Gather every line in the records below that contains the string "code", and copy each such line in full. The match is case-sensitive.

===== Exercise materials =====

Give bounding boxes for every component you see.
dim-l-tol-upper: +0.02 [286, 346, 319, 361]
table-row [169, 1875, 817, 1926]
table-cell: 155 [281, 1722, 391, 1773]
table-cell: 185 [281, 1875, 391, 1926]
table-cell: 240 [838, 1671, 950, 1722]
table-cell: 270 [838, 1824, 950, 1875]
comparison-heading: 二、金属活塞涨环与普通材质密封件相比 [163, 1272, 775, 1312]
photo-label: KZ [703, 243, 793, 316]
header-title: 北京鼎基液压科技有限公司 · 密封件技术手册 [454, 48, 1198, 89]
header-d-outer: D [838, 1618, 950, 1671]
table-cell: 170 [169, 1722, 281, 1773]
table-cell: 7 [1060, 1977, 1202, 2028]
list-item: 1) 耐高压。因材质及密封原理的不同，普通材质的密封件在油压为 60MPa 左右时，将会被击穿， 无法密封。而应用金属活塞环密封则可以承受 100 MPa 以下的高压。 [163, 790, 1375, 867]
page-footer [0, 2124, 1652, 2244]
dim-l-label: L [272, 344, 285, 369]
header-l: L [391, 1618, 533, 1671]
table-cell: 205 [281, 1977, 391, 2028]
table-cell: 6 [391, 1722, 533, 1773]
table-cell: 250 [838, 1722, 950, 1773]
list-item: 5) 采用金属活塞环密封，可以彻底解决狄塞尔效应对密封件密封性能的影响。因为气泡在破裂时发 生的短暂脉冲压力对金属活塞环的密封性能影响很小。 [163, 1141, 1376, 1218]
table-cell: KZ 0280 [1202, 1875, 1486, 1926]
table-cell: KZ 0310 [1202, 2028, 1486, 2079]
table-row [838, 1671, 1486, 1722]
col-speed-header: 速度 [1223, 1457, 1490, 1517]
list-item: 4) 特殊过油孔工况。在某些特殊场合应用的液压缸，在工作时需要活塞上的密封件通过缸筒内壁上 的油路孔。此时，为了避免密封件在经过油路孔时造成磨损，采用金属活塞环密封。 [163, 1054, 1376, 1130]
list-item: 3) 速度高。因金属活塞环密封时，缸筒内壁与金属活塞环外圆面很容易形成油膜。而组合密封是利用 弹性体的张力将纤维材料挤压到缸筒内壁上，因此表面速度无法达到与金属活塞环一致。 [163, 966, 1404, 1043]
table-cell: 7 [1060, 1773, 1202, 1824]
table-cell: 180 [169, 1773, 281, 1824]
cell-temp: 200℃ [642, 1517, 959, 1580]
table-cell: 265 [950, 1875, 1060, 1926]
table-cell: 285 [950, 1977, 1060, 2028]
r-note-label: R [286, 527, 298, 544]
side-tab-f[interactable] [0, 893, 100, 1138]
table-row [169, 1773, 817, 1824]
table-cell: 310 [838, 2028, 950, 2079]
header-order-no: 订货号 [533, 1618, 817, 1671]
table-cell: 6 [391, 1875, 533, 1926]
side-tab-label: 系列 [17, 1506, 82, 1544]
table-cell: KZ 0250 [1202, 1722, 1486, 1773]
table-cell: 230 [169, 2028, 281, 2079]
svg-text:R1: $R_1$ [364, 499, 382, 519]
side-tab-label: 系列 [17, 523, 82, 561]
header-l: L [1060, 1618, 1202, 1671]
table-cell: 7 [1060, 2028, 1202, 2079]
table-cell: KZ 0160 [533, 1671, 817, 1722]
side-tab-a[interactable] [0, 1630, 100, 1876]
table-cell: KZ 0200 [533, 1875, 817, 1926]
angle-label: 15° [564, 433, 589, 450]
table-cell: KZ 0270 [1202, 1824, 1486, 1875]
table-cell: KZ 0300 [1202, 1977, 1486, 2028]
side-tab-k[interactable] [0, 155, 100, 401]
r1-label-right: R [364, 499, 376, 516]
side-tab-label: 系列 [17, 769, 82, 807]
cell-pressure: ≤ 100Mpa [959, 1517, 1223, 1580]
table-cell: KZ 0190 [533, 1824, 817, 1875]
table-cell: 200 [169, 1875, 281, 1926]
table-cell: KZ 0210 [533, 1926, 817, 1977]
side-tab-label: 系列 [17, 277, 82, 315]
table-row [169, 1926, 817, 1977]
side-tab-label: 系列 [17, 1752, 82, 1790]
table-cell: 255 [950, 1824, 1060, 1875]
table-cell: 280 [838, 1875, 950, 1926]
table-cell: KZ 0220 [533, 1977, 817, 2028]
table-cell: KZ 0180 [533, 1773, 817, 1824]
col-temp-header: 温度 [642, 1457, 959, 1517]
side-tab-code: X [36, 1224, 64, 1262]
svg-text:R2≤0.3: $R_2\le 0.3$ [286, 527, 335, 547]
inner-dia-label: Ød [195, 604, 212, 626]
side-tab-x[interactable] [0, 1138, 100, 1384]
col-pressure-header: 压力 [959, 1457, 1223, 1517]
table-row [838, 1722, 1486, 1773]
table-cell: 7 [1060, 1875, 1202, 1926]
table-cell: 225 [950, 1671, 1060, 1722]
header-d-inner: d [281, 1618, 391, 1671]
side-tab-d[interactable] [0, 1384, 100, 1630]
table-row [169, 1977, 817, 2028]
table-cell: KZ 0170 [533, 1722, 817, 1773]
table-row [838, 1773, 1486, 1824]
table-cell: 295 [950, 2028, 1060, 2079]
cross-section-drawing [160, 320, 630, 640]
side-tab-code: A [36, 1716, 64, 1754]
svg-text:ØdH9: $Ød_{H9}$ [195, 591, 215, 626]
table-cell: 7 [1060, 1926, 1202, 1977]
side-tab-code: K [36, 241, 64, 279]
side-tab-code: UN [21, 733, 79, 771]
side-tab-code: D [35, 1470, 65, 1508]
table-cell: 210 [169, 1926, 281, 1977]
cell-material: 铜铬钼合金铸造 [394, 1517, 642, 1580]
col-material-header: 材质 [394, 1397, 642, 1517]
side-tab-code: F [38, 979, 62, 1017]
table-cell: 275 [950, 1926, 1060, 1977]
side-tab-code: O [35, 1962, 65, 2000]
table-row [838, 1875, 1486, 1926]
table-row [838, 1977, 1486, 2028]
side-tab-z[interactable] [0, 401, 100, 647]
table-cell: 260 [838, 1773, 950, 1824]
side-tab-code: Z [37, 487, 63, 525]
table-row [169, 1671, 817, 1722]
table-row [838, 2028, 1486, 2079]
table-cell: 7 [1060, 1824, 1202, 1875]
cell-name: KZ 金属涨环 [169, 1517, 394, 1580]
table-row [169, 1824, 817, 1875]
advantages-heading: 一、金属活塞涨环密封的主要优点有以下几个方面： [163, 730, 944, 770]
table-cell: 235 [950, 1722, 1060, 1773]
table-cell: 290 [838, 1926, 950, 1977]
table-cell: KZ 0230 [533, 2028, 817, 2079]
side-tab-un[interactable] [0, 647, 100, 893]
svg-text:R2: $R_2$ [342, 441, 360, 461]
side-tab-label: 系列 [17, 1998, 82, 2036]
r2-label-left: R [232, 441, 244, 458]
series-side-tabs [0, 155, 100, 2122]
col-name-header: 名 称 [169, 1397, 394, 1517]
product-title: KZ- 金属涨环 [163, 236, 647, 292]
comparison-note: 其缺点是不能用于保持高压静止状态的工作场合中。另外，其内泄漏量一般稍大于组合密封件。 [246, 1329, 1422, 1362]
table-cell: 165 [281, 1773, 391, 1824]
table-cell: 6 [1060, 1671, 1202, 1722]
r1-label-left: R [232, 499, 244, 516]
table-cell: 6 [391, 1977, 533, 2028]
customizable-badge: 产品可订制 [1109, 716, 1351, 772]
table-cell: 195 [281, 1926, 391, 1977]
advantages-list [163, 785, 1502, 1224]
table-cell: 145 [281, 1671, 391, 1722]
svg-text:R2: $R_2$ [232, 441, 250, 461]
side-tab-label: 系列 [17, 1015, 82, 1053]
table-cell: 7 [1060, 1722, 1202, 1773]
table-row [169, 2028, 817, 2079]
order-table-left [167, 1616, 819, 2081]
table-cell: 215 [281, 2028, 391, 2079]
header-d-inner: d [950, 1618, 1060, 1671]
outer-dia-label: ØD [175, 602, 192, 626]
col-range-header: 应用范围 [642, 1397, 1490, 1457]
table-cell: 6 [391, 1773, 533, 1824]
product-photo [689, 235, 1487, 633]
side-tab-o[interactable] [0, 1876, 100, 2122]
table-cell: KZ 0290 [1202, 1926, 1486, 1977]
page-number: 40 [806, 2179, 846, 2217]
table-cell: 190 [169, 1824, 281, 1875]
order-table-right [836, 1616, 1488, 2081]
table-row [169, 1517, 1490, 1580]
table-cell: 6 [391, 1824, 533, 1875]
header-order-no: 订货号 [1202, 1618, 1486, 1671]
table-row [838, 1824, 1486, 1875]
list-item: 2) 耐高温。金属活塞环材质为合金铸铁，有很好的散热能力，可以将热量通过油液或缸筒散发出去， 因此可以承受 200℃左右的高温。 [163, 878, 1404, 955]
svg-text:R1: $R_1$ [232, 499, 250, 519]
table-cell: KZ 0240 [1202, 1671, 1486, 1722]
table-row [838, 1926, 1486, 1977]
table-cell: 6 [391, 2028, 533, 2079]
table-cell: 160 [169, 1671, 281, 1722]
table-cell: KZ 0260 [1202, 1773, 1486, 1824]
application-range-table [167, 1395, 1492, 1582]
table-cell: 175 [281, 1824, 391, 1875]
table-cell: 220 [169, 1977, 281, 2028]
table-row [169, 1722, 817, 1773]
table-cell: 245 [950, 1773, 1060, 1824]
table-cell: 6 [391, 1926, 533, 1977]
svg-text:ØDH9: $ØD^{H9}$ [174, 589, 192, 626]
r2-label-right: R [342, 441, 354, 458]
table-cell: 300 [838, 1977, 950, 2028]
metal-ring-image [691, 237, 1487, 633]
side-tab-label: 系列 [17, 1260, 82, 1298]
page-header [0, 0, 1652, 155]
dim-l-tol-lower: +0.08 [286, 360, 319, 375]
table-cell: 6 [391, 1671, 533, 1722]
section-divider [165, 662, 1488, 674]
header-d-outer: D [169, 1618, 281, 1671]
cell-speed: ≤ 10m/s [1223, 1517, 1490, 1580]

=====

▸ Solved exercise:
side-tab-code: X [36, 1224, 64, 1262]
side-tab-code: A [36, 1716, 64, 1754]
side-tab-code: K [36, 241, 64, 279]
side-tab-code: UN [21, 733, 79, 771]
side-tab-code: D [35, 1470, 65, 1508]
side-tab-code: F [38, 979, 62, 1017]
side-tab-code: O [35, 1962, 65, 2000]
side-tab-code: Z [37, 487, 63, 525]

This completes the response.